> [Exercise brief]
Your copy of the material below should match it exactly, except that it holds no pictures.
:: Listing ::
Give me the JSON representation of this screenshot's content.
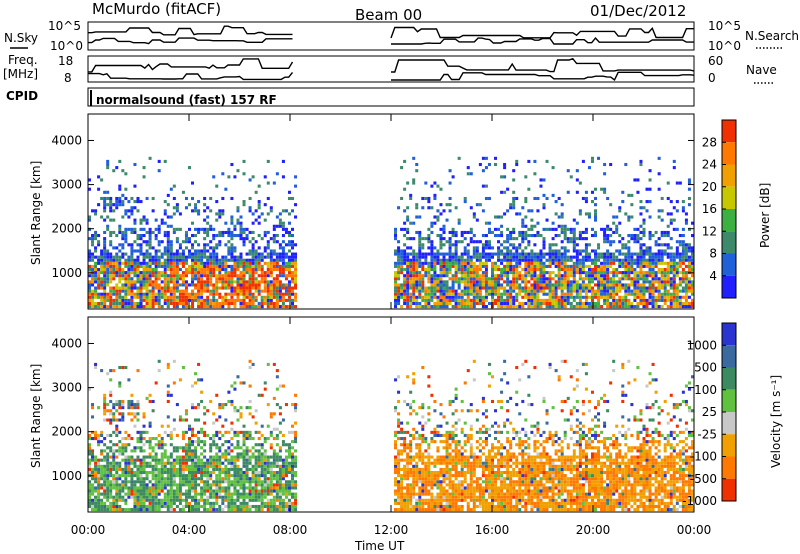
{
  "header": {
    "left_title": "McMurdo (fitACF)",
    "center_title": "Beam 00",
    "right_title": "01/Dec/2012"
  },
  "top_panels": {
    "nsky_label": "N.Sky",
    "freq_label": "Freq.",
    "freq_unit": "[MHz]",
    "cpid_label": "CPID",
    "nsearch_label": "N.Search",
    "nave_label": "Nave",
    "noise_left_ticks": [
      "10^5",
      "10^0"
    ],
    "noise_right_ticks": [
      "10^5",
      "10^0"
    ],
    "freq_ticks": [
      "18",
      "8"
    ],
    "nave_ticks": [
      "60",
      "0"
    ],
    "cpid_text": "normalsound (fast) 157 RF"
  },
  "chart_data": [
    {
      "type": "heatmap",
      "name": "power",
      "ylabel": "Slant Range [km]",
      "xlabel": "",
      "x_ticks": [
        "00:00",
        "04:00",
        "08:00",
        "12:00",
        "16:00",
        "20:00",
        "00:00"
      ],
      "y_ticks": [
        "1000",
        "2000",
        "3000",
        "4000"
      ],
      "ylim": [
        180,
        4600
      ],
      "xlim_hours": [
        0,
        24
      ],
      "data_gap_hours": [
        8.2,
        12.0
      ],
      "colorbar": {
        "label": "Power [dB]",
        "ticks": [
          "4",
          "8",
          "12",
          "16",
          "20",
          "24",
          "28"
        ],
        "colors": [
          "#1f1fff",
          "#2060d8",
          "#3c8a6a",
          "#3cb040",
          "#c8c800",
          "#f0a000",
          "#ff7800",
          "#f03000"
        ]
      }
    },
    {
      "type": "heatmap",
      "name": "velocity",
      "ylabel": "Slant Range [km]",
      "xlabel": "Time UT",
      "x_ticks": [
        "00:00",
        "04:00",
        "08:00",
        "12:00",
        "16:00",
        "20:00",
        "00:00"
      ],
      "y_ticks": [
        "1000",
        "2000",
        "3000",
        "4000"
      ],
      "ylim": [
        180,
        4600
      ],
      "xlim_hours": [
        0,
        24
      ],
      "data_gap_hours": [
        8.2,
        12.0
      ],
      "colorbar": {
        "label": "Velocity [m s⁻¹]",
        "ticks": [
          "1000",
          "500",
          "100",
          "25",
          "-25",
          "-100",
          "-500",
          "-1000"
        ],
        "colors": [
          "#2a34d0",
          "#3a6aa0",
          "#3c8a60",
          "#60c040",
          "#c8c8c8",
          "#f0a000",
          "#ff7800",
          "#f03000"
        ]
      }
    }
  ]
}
:::
> [Answer for the task]
Give me the JSON representation of this screenshot's content.
{
  "header": {
    "left_title": "McMurdo (fitACF)",
    "center_title": "Beam 00",
    "right_title": "01/Dec/2012"
  },
  "top_panels": {
    "nsky_label": "N.Sky",
    "freq_label": "Freq.",
    "freq_unit": "[MHz]",
    "cpid_label": "CPID",
    "nsearch_label": "N.Search",
    "nave_label": "Nave",
    "noise_left_ticks": [
      "10^5",
      "10^0"
    ],
    "noise_right_ticks": [
      "10^5",
      "10^0"
    ],
    "freq_ticks": [
      "18",
      "8"
    ],
    "nave_ticks": [
      "60",
      "0"
    ],
    "cpid_text": "normalsound (fast) 157 RF"
  },
  "chart_data": [
    {
      "type": "heatmap",
      "name": "power",
      "ylabel": "Slant Range [km]",
      "xlabel": "",
      "x_ticks": [
        "00:00",
        "04:00",
        "08:00",
        "12:00",
        "16:00",
        "20:00",
        "00:00"
      ],
      "y_ticks": [
        "1000",
        "2000",
        "3000",
        "4000"
      ],
      "ylim": [
        180,
        4600
      ],
      "xlim_hours": [
        0,
        24
      ],
      "data_gap_hours": [
        8.2,
        12.0
      ],
      "colorbar": {
        "label": "Power [dB]",
        "ticks": [
          "4",
          "8",
          "12",
          "16",
          "20",
          "24",
          "28"
        ],
        "colors": [
          "#1f1fff",
          "#2060d8",
          "#3c8a6a",
          "#3cb040",
          "#c8c800",
          "#f0a000",
          "#ff7800",
          "#f03000"
        ]
      }
    },
    {
      "type": "heatmap",
      "name": "velocity",
      "ylabel": "Slant Range [km]",
      "xlabel": "Time UT",
      "x_ticks": [
        "00:00",
        "04:00",
        "08:00",
        "12:00",
        "16:00",
        "20:00",
        "00:00"
      ],
      "y_ticks": [
        "1000",
        "2000",
        "3000",
        "4000"
      ],
      "ylim": [
        180,
        4600
      ],
      "xlim_hours": [
        0,
        24
      ],
      "data_gap_hours": [
        8.2,
        12.0
      ],
      "colorbar": {
        "label": "Velocity [m s⁻¹]",
        "ticks": [
          "1000",
          "500",
          "100",
          "25",
          "-25",
          "-100",
          "-500",
          "-1000"
        ],
        "colors": [
          "#2a34d0",
          "#3a6aa0",
          "#3c8a60",
          "#60c040",
          "#c8c8c8",
          "#f0a000",
          "#ff7800",
          "#f03000"
        ]
      }
    }
  ]
}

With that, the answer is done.